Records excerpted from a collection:
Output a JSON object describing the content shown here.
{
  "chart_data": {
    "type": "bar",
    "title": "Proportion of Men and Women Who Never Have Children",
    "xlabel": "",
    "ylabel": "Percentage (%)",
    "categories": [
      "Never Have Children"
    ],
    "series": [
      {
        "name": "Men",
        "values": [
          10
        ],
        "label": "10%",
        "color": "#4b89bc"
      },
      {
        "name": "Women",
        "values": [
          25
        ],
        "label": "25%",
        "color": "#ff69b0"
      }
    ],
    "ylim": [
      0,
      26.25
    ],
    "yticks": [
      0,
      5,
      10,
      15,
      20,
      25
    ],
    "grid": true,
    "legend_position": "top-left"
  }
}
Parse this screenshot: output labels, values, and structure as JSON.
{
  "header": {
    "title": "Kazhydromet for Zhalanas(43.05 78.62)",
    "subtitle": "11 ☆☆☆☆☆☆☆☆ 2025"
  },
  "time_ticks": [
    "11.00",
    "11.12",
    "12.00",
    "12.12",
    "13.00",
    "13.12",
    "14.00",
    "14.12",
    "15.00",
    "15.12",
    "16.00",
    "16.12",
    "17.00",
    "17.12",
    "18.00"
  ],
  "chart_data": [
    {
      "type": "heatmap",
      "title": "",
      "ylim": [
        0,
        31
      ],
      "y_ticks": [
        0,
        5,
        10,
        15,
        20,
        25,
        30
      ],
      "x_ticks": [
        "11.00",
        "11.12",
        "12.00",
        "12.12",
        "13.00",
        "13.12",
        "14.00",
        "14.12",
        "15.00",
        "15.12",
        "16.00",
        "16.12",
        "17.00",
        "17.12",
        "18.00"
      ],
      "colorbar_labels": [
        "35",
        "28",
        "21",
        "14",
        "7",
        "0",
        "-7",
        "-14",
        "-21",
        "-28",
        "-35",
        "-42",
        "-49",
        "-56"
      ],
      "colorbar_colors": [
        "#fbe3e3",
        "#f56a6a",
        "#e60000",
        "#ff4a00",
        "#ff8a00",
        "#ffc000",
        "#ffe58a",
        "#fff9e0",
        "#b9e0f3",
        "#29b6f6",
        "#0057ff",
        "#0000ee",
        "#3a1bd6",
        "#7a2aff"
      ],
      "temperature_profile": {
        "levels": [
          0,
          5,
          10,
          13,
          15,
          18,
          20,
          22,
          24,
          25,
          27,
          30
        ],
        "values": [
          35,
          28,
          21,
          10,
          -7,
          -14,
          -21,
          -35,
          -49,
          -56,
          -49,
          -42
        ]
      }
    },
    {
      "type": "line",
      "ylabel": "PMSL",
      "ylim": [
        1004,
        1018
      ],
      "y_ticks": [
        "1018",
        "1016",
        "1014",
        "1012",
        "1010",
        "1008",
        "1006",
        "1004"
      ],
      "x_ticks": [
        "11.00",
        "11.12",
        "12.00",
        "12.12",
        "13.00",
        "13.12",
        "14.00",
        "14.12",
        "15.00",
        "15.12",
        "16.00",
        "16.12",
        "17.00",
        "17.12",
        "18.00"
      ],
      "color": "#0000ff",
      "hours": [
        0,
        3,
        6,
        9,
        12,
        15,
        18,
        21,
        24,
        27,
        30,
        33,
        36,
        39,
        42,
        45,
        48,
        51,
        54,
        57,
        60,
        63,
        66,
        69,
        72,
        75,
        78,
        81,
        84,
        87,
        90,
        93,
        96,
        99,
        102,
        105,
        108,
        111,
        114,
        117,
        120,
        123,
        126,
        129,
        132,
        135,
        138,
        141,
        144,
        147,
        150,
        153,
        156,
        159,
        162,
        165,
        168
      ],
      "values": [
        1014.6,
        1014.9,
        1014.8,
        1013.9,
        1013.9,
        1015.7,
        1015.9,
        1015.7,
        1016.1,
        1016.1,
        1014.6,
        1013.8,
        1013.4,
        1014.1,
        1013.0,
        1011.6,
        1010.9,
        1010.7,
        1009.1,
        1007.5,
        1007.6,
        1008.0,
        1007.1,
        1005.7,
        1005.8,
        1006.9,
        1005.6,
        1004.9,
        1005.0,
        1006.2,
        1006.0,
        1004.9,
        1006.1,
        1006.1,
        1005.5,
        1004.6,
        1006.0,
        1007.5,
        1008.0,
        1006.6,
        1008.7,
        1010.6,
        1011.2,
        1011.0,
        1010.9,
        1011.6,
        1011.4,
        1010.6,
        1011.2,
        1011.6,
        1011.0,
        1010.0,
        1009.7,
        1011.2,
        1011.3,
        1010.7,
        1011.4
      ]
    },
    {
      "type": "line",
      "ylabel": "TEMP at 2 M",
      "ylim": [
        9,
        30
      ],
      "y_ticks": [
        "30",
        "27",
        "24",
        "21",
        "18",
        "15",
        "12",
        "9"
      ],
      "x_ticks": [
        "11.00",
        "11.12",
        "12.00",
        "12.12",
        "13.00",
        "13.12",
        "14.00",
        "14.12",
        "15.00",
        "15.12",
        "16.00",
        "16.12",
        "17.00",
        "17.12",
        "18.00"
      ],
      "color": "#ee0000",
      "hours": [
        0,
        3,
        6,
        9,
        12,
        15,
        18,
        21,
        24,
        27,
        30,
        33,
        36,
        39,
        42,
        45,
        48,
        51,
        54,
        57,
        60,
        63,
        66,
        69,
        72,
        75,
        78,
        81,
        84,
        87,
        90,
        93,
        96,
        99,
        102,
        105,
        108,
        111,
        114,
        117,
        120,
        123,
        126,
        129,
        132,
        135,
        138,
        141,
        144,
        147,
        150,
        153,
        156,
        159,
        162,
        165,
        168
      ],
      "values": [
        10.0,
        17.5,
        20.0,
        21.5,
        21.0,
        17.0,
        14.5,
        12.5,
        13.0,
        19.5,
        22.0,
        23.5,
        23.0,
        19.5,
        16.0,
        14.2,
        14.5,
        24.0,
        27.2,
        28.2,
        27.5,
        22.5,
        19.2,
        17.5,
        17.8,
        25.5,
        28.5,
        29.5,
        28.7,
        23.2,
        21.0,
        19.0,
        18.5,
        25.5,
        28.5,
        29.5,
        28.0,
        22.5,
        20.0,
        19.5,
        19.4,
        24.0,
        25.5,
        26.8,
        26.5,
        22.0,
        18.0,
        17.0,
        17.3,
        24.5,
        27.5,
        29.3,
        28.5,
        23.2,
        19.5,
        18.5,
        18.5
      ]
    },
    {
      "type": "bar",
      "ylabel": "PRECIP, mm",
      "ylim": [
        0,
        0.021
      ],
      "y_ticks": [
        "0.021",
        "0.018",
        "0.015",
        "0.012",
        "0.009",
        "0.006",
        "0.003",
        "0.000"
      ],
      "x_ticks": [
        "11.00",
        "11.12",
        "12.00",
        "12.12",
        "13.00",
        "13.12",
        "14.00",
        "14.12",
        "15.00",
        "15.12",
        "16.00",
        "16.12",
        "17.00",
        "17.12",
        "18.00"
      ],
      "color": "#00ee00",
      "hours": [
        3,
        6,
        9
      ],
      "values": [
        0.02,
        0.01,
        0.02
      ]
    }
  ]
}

_WHAT THIS TASK INVOLVES_. How many lines in these entries hold the string "Have"? Answer with the number alone.

_SOLUTION TO THIS EXERCISE_. 2